_EXERCISE INSTRUCTIONS_. Starting from the line that contains "OCR this image.", reproduce each line exactly through the end of the material, and include no other lines.

_INFORMATION PROVIDED_.
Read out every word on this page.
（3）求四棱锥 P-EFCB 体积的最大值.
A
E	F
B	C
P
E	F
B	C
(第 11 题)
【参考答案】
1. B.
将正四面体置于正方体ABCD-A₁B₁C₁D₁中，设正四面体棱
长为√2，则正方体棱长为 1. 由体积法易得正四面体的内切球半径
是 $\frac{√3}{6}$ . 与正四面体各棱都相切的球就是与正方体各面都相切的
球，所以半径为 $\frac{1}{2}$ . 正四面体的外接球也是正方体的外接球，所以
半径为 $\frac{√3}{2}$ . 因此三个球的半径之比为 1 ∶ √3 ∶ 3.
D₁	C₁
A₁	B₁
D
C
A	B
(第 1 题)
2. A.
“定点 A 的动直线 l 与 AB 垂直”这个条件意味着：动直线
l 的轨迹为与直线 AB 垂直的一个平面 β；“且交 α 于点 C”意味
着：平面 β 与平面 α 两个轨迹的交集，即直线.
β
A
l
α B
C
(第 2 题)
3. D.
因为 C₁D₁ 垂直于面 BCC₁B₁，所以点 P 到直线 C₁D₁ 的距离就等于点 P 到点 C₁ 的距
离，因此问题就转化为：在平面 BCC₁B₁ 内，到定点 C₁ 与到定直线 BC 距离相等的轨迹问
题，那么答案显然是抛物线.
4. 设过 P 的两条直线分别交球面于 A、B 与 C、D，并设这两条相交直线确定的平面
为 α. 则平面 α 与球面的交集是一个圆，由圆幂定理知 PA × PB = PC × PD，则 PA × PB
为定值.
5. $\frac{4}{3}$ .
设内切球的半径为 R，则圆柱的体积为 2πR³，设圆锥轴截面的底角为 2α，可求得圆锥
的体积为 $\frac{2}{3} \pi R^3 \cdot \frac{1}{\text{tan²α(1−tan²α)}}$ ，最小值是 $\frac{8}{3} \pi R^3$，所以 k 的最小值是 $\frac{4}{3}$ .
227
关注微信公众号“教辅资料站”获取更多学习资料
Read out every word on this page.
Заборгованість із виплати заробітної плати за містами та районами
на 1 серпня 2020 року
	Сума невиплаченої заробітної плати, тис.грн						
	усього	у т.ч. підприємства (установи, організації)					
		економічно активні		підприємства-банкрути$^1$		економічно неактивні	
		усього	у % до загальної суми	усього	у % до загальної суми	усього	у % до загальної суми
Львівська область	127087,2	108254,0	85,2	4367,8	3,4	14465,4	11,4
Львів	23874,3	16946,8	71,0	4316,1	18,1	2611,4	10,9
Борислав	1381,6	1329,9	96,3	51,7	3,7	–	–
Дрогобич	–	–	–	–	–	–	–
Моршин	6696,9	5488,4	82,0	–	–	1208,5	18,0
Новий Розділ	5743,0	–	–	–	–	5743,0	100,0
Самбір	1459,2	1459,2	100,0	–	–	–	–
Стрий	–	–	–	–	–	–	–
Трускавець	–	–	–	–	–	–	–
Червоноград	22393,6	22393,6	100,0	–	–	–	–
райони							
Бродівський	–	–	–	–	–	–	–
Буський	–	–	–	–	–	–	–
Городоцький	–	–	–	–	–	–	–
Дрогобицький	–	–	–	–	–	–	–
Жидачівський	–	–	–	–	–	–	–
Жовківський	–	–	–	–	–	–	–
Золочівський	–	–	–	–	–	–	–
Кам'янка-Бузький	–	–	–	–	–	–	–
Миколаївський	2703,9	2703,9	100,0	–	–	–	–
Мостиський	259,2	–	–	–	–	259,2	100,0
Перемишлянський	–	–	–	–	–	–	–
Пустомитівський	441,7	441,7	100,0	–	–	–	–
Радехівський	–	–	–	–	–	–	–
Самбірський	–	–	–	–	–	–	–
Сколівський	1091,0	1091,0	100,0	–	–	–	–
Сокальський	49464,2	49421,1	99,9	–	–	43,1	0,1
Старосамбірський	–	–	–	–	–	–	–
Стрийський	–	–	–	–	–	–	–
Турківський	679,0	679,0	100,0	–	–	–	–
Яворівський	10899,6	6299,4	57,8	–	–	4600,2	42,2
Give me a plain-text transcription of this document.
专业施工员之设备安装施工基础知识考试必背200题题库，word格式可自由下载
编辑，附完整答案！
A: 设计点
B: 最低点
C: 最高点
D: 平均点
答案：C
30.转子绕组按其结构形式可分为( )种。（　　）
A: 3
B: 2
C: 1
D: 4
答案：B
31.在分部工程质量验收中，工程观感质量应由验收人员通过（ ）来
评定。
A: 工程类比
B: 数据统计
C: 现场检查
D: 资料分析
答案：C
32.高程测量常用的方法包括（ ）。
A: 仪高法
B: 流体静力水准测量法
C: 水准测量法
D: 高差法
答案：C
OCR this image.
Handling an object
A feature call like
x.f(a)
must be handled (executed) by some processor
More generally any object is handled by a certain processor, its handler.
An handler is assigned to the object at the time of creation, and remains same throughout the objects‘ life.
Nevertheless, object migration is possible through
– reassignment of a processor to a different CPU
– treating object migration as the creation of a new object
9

_WORKED SOLUTION_.
OCR this image.
Handling an object
A feature call like
x.f(a)
must be handled (executed) by some processor
More generally any object is handled by a certain processor, its handler.
An handler is assigned to the object at the time of creation, and remains same throughout the objects‘ life.
Nevertheless, object migration is possible through
– reassignment of a processor to a different CPU
– treating object migration as the creation of a new object
9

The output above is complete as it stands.